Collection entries

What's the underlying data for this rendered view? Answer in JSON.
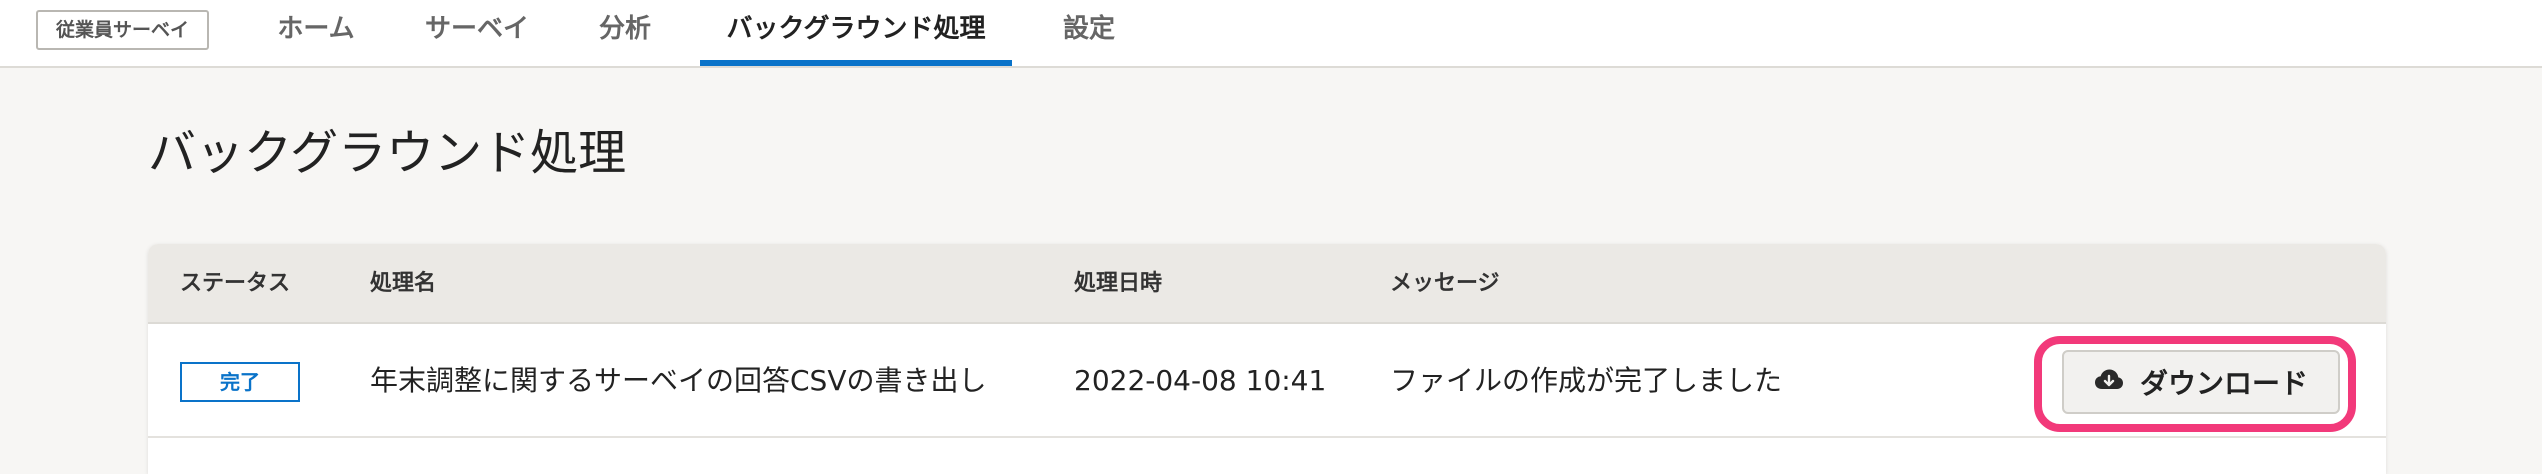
{
  "app": {
    "brand": "従業員サーベイ"
  },
  "nav": {
    "tabs": [
      {
        "label": "ホーム"
      },
      {
        "label": "サーベイ"
      },
      {
        "label": "分析"
      },
      {
        "label": "バックグラウンド処理",
        "active": true
      },
      {
        "label": "設定"
      }
    ]
  },
  "page": {
    "title": "バックグラウンド処理"
  },
  "table": {
    "columns": [
      "ステータス",
      "処理名",
      "処理日時",
      "メッセージ"
    ],
    "rows": [
      {
        "status": "完了",
        "name": "年末調整に関するサーベイの回答CSVの書き出し",
        "datetime": "2022-04-08 10:41",
        "message": "ファイルの作成が完了しました",
        "action_label": "ダウンロード"
      }
    ]
  },
  "colors": {
    "accent": "#0a73c9",
    "highlight": "#f2397a"
  },
  "icons": {
    "download": "cloud-download-icon"
  }
}
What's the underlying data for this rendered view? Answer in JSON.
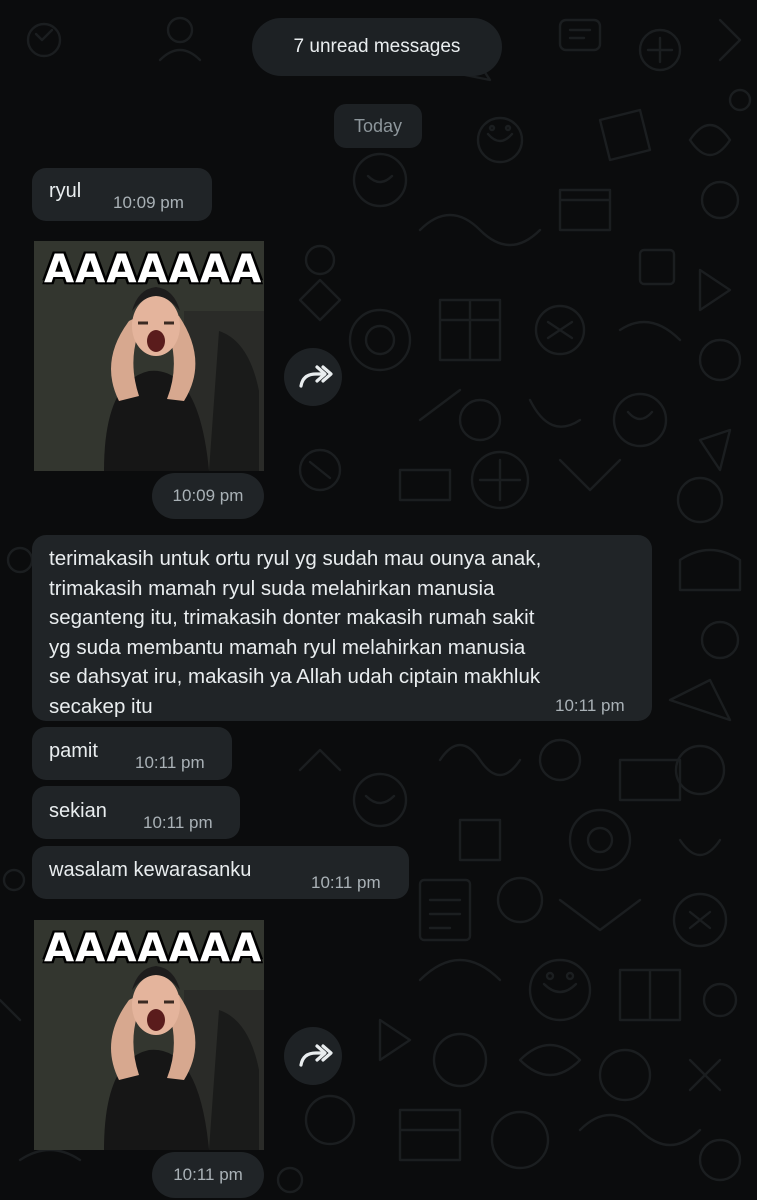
{
  "banner": {
    "unread": "7 unread messages"
  },
  "date_chip": "Today",
  "messages": [
    {
      "text": "ryul",
      "time": "10:09 pm"
    },
    {
      "sticker_caption": "AAAAAAA",
      "time": "10:09 pm"
    },
    {
      "lines": [
        "terimakasih untuk ortu ryul yg sudah mau ounya anak,",
        "trimakasih mamah ryul suda melahirkan manusia",
        "seganteng itu, trimakasih donter makasih rumah sakit",
        "yg suda membantu mamah ryul melahirkan manusia",
        "se dahsyat iru, makasih ya Allah udah ciptain makhluk",
        "secakep itu"
      ],
      "time": "10:11 pm"
    },
    {
      "text": "pamit",
      "time": "10:11 pm"
    },
    {
      "text": "sekian",
      "time": "10:11 pm"
    },
    {
      "text": "wasalam kewarasanku",
      "time": "10:11 pm"
    },
    {
      "sticker_caption": "AAAAAAA",
      "time": "10:11 pm"
    }
  ],
  "icons": {
    "forward": "forward-share-icon"
  },
  "colors": {
    "background": "#0b0c0d",
    "bubble": "#202427",
    "text": "#e9edef",
    "meta": "#a9b1b6"
  }
}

Request – Go through the preceding material and copy each line that has the word "trimakasih".

Complete answer –
        "trimakasih mamah ryul suda melahirkan manusia",
        "seganteng itu, trimakasih donter makasih rumah sakit",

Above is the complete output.